*Task*
Count how many lines of the data include "ἔργου". The answer is that number and nothing else.

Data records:
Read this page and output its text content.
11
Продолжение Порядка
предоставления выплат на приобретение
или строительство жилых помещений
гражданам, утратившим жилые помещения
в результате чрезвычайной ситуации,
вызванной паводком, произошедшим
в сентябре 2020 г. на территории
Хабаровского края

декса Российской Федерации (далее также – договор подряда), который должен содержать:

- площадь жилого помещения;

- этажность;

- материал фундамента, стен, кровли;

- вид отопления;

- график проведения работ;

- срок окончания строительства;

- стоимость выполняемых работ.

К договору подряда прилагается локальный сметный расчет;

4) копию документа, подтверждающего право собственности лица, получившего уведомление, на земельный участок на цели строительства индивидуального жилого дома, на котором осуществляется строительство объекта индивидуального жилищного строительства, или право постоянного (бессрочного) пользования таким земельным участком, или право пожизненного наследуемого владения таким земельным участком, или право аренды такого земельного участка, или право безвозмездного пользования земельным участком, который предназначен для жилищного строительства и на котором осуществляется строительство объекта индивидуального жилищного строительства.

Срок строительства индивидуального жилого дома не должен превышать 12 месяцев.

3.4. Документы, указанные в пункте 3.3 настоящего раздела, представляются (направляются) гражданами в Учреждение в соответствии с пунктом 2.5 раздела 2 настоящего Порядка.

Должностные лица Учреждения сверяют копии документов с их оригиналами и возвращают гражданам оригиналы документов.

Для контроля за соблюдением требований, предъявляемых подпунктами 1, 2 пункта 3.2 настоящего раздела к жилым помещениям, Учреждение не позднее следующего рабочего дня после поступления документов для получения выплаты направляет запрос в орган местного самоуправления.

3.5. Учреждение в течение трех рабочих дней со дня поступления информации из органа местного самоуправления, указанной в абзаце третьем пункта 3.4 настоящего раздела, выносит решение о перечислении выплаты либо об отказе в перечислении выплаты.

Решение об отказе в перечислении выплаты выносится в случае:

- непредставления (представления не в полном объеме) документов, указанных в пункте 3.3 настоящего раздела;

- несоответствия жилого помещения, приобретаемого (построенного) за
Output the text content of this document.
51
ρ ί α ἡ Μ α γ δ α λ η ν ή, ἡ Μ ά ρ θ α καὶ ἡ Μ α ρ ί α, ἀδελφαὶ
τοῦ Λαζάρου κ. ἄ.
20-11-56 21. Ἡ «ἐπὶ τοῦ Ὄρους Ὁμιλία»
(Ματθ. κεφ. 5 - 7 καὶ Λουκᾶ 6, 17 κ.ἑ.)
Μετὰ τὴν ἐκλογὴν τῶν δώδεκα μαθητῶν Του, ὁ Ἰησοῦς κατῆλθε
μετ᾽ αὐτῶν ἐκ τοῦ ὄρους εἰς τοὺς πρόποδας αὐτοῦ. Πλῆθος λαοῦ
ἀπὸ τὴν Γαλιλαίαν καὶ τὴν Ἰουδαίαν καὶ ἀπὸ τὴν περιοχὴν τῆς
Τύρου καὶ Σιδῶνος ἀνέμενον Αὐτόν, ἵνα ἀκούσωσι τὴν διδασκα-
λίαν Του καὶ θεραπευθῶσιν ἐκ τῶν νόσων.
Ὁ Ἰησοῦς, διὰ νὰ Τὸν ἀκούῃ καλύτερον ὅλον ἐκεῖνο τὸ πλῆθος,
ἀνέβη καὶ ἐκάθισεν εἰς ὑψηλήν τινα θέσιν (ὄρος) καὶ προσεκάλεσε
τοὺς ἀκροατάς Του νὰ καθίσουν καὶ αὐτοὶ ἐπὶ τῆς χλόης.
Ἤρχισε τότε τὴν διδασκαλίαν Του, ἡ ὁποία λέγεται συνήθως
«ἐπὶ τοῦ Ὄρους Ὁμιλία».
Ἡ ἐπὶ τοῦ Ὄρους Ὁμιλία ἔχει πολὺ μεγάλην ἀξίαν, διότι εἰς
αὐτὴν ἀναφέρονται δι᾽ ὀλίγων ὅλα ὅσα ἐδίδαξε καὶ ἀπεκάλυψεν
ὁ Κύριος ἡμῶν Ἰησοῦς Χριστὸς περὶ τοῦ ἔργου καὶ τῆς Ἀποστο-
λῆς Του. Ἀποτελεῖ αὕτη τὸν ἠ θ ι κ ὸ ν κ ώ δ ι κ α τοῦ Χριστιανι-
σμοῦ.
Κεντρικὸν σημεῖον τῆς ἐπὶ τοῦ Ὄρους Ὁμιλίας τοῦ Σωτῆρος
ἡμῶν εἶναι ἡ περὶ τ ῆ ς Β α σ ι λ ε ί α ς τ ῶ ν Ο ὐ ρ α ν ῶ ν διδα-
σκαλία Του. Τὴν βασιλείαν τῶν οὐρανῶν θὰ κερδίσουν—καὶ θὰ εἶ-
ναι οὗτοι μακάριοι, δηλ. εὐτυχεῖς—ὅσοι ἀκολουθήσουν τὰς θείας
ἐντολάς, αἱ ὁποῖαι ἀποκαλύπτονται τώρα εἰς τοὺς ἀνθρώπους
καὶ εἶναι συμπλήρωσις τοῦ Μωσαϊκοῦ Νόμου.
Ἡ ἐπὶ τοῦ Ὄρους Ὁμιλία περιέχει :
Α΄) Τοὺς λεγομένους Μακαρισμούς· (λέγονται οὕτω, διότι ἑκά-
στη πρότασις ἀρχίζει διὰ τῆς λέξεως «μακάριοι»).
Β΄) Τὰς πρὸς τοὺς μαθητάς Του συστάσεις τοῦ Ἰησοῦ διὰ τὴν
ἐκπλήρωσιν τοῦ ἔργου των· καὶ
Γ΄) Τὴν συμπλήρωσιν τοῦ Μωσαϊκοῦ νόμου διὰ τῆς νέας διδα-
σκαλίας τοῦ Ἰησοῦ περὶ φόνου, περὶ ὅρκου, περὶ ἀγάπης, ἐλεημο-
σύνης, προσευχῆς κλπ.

*Full solution*
2